• To do: Write out the part of the DAG shortest-path page that runs from "- dist[1] = 1" up to and including "1 is cheaper.)".

• Page text:
######
Shortest Path in DAG
Description
Given a Directed Acyclic Graph (DAG) with V vertices numbered from 0 to V-1 and E weighted directed edges, find the shortest path from the source vertex 0 to every other vertex.
You are given:
V: the number of verticesE: the number of edgesedges[][]: a 2D array where each entry[u, v, w]represents a directed edge from vertexuto vertexvwith weightw
Return an array dist[] of size V where dist[i] is the shortest distance from vertex 0 to vertex i. If a vertex is unreachable from the source, its distance should be -1.
A DAG is a directed graph with no cycles — you can never start at a vertex and follow directed edges to return to the same vertex. This special property allows us to find shortest paths more efficiently than in general graphs.
Examples
Example 1
Input: V = 4, E = 2, edges = [[0,1,2], [0,2,1]]
Graph:
0 ---(2)---> 1
0 ---(1)---> 2
(vertex 3 has no incoming or outgoing edges from source)
Output: [0, 2, 1, -1]
Explanation:
- dist[0] = 0 (source vertex, distance to itself is 0)
- dist[1] = 2 (direct edge 0→1 with weight 2)
- dist[2] = 1 (direct edge 0→2 with weight 1)
- dist[3] = -1 (vertex 3 is unreachable — no path exists from vertex 0 to vertex 3)
Example 2
Input: V = 6, E = 7, edges = [[0,1,2], [0,4,1], [4,5,4], [4,2,2], [1,2,3], [2,3,6], [5,3,1]]
Graph:
0 ---(2)---> 1 ---(3)---> 2 ---(6)---> 3
| ^ ^
|---(1)---> 4 ---(2)------+ |
| |
+---(4)---> 5 ---(1)----------+
Output: [0, 2, 3, 6, 1, 5]
Explanation:
- dist[0] = 0 (source)
- dist[1] = 2 (path: 0→1, weight 2)
- dist[2] = 3 (path: 0→4→2, weight 1+2=3. Note: 0→1→2 costs 2+3=5 which is longer)
- dist[3] = 6 (path: 0→4→5→3, weight 1+4+1=6. Note: 0→4→2→3 costs 1+2+6=9, and 0→1→2→3 costs 2+3+6=11, both longer)
- dist[4] = 1 (path: 0→4, weight 1)
- dist[5] = 5 (path: 0→4→5, weight 1+4=5)
Example 3
Input: V = 3, E = 3, edges = [[0,1,1], [0,2,10], [1,2,3]]
Output: [0, 1, 4]
Explanation:
- dist[0] = 0 (source)
- dist[1] = 1 (direct edge 0→1 with weight 1)
- dist[2] = 4 (path: 0→1→2, weight 1+3=4. The direct edge 0→2 costs 10 which is longer. The indirect path through vertex 1 is cheaper.)
Constraints
- 1 ≤ V ≤ 100
- 1 ≤ E ≤ min(V × (V-1) / 2, 4000)
- 0 ≤ edges[i][0], edges[i][1] < V
- 0 ≤ edges[i][2] ≤ 10^5
- The graph is a Directed Acyclic Graph (no cycles)
Editorial
Brute Force
Intuition
The most natural way to find the shortest path from source to every vertex is to enumerate all possible paths using DFS and track the minimum cost for each destination.
######
• Stored rows:
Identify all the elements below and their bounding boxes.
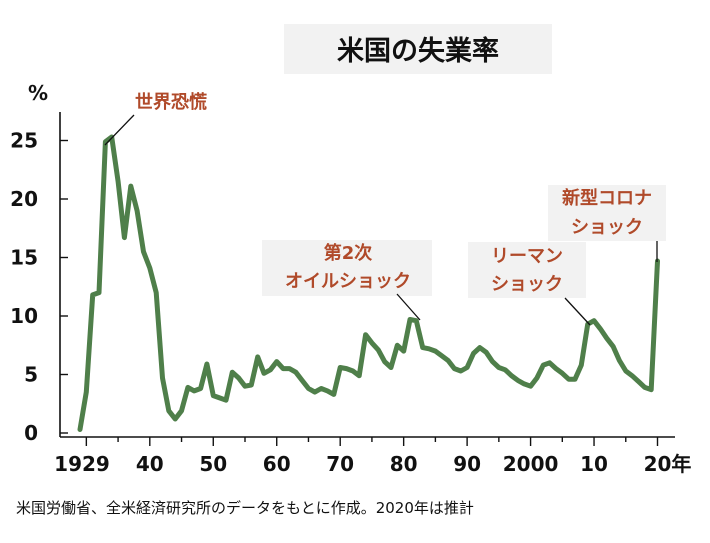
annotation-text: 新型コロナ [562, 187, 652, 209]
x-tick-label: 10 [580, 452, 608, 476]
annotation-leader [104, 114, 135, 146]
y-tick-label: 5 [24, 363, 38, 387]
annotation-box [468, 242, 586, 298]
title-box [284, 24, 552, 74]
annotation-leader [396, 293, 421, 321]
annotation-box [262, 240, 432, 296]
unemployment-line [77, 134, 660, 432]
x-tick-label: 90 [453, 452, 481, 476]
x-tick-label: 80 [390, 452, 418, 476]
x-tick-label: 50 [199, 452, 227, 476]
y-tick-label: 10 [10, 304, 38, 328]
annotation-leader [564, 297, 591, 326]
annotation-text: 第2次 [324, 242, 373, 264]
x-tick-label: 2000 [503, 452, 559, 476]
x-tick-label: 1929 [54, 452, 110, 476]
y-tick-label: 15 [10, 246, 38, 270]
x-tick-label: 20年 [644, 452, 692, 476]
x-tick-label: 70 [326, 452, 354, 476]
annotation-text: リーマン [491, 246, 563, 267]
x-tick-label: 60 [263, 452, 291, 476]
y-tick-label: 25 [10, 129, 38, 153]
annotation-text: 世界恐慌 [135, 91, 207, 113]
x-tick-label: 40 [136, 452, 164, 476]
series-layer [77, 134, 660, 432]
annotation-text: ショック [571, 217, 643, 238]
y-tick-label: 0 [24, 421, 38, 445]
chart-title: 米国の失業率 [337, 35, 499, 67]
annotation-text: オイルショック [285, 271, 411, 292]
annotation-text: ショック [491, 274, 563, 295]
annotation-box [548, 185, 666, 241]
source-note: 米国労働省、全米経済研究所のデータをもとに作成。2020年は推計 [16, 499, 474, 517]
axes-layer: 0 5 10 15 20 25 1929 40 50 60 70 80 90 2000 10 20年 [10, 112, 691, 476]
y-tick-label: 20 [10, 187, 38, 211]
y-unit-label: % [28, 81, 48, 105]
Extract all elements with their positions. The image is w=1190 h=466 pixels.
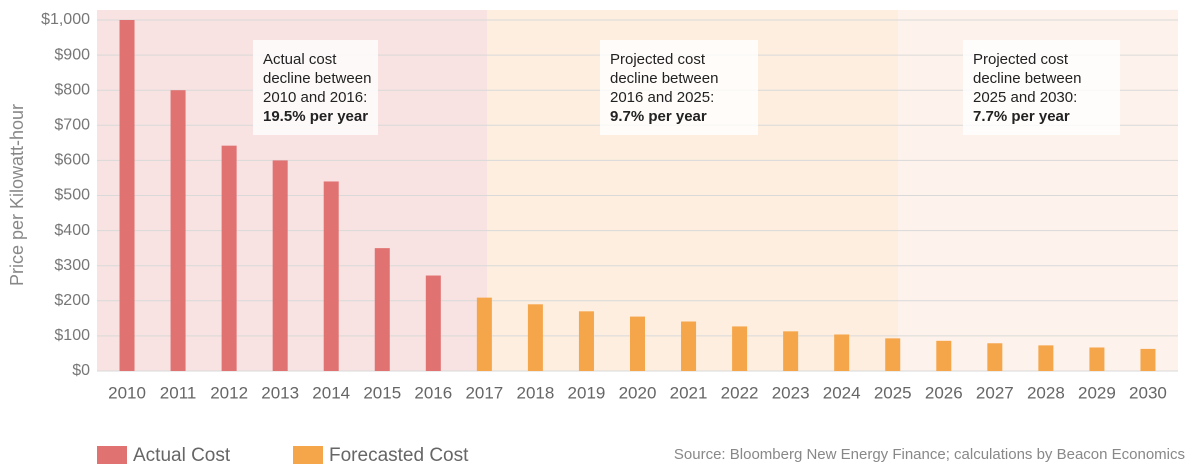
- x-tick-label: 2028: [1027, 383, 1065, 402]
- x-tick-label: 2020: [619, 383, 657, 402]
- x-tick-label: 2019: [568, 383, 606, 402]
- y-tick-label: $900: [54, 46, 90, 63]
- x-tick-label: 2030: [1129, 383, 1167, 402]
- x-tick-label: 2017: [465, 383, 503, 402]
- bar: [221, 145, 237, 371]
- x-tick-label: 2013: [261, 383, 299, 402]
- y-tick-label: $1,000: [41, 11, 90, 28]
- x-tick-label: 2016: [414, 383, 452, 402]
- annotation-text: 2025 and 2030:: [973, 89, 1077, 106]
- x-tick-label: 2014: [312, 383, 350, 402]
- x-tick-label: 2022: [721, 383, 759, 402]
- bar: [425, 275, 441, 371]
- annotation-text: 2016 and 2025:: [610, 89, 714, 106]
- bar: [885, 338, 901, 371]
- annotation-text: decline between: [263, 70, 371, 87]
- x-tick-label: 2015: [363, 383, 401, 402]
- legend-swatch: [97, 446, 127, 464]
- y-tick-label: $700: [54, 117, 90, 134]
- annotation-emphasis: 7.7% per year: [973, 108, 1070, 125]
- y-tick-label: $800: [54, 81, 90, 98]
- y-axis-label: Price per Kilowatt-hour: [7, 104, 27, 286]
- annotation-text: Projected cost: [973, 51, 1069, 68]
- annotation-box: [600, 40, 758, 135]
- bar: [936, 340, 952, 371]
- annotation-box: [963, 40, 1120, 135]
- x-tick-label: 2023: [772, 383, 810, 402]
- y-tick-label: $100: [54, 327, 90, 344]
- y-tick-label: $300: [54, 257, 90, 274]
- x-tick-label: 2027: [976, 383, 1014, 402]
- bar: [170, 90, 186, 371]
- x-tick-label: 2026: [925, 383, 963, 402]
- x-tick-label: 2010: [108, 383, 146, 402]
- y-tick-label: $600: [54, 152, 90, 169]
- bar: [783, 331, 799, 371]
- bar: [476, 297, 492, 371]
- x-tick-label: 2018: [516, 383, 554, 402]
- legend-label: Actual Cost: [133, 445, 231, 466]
######
• Problem solution:
- dist[1] = 1 (direct edge 0→1 with weight 1)
- dist[2] = 4 (path: 0→1→2, weight 1+3=4. The direct edge 0→2 costs 10 which is longer. The indirect path through vertex 1 is cheaper.)